Each entry must be given again exactly; images do not belong in the copy.

========================================================================

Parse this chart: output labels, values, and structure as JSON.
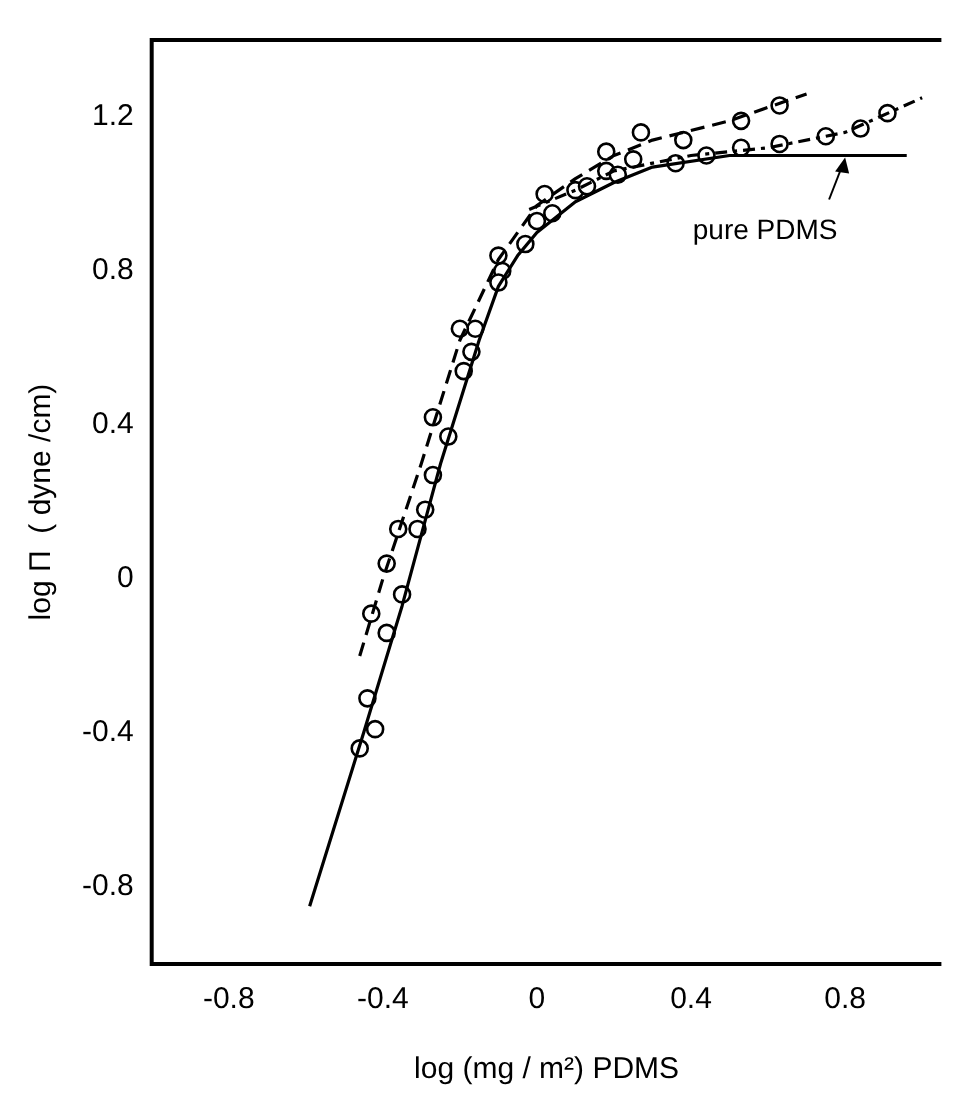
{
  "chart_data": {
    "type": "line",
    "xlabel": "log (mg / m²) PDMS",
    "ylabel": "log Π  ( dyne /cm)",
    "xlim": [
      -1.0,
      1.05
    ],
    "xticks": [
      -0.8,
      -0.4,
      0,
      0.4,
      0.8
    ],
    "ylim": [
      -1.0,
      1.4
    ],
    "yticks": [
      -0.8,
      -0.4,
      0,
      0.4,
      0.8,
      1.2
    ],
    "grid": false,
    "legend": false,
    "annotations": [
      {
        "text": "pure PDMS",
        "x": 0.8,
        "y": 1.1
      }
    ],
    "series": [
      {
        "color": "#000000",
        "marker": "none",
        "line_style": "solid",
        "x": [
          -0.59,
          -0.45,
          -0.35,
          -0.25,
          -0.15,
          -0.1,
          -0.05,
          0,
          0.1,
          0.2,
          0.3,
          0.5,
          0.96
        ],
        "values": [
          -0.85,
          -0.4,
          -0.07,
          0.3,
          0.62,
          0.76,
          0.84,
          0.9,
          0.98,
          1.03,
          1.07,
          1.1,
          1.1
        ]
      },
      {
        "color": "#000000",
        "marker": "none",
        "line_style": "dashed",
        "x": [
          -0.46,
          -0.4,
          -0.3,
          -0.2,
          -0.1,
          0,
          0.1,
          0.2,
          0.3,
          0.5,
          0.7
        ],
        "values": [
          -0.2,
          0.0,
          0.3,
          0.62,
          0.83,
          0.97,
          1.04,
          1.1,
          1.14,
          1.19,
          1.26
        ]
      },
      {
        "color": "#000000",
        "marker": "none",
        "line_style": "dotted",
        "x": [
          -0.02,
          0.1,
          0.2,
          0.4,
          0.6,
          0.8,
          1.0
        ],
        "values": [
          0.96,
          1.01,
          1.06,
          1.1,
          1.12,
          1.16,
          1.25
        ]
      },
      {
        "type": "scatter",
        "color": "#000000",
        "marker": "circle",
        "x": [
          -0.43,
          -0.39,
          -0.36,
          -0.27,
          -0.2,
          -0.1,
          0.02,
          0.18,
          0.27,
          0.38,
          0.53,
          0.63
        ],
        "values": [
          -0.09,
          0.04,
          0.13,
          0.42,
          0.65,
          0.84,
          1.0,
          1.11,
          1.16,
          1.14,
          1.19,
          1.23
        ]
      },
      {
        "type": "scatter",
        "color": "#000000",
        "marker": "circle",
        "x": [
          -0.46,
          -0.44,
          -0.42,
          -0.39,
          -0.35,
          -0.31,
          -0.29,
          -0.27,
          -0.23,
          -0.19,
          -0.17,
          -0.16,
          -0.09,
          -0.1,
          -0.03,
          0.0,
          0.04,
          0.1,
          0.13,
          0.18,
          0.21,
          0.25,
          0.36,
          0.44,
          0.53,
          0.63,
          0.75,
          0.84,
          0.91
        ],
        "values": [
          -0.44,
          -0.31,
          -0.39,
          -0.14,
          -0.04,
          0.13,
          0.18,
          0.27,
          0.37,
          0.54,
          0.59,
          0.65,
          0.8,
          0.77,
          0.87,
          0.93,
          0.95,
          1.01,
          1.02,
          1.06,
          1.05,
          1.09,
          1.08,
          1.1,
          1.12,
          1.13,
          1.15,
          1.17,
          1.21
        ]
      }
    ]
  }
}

========================================================================

TASK SOLUTION =>
Parse this chart: output labels, values, and structure as JSON.
{
  "chart_data": {
    "type": "line",
    "xlabel": "log (mg / m²) PDMS",
    "ylabel": "log Π  ( dyne /cm)",
    "xlim": [
      -1.0,
      1.05
    ],
    "xticks": [
      -0.8,
      -0.4,
      0,
      0.4,
      0.8
    ],
    "ylim": [
      -1.0,
      1.4
    ],
    "yticks": [
      -0.8,
      -0.4,
      0,
      0.4,
      0.8,
      1.2
    ],
    "grid": false,
    "legend": false,
    "annotations": [
      {
        "text": "pure PDMS",
        "x": 0.8,
        "y": 1.1
      }
    ],
    "series": [
      {
        "color": "#000000",
        "marker": "none",
        "line_style": "solid",
        "x": [
          -0.59,
          -0.45,
          -0.35,
          -0.25,
          -0.15,
          -0.1,
          -0.05,
          0,
          0.1,
          0.2,
          0.3,
          0.5,
          0.96
        ],
        "values": [
          -0.85,
          -0.4,
          -0.07,
          0.3,
          0.62,
          0.76,
          0.84,
          0.9,
          0.98,
          1.03,
          1.07,
          1.1,
          1.1
        ]
      },
      {
        "color": "#000000",
        "marker": "none",
        "line_style": "dashed",
        "x": [
          -0.46,
          -0.4,
          -0.3,
          -0.2,
          -0.1,
          0,
          0.1,
          0.2,
          0.3,
          0.5,
          0.7
        ],
        "values": [
          -0.2,
          0.0,
          0.3,
          0.62,
          0.83,
          0.97,
          1.04,
          1.1,
          1.14,
          1.19,
          1.26
        ]
      },
      {
        "color": "#000000",
        "marker": "none",
        "line_style": "dotted",
        "x": [
          -0.02,
          0.1,
          0.2,
          0.4,
          0.6,
          0.8,
          1.0
        ],
        "values": [
          0.96,
          1.01,
          1.06,
          1.1,
          1.12,
          1.16,
          1.25
        ]
      },
      {
        "type": "scatter",
        "color": "#000000",
        "marker": "circle",
        "x": [
          -0.43,
          -0.39,
          -0.36,
          -0.27,
          -0.2,
          -0.1,
          0.02,
          0.18,
          0.27,
          0.38,
          0.53,
          0.63
        ],
        "values": [
          -0.09,
          0.04,
          0.13,
          0.42,
          0.65,
          0.84,
          1.0,
          1.11,
          1.16,
          1.14,
          1.19,
          1.23
        ]
      },
      {
        "type": "scatter",
        "color": "#000000",
        "marker": "circle",
        "x": [
          -0.46,
          -0.44,
          -0.42,
          -0.39,
          -0.35,
          -0.31,
          -0.29,
          -0.27,
          -0.23,
          -0.19,
          -0.17,
          -0.16,
          -0.09,
          -0.1,
          -0.03,
          0.0,
          0.04,
          0.1,
          0.13,
          0.18,
          0.21,
          0.25,
          0.36,
          0.44,
          0.53,
          0.63,
          0.75,
          0.84,
          0.91
        ],
        "values": [
          -0.44,
          -0.31,
          -0.39,
          -0.14,
          -0.04,
          0.13,
          0.18,
          0.27,
          0.37,
          0.54,
          0.59,
          0.65,
          0.8,
          0.77,
          0.87,
          0.93,
          0.95,
          1.01,
          1.02,
          1.06,
          1.05,
          1.09,
          1.08,
          1.1,
          1.12,
          1.13,
          1.15,
          1.17,
          1.21
        ]
      }
    ]
  }
}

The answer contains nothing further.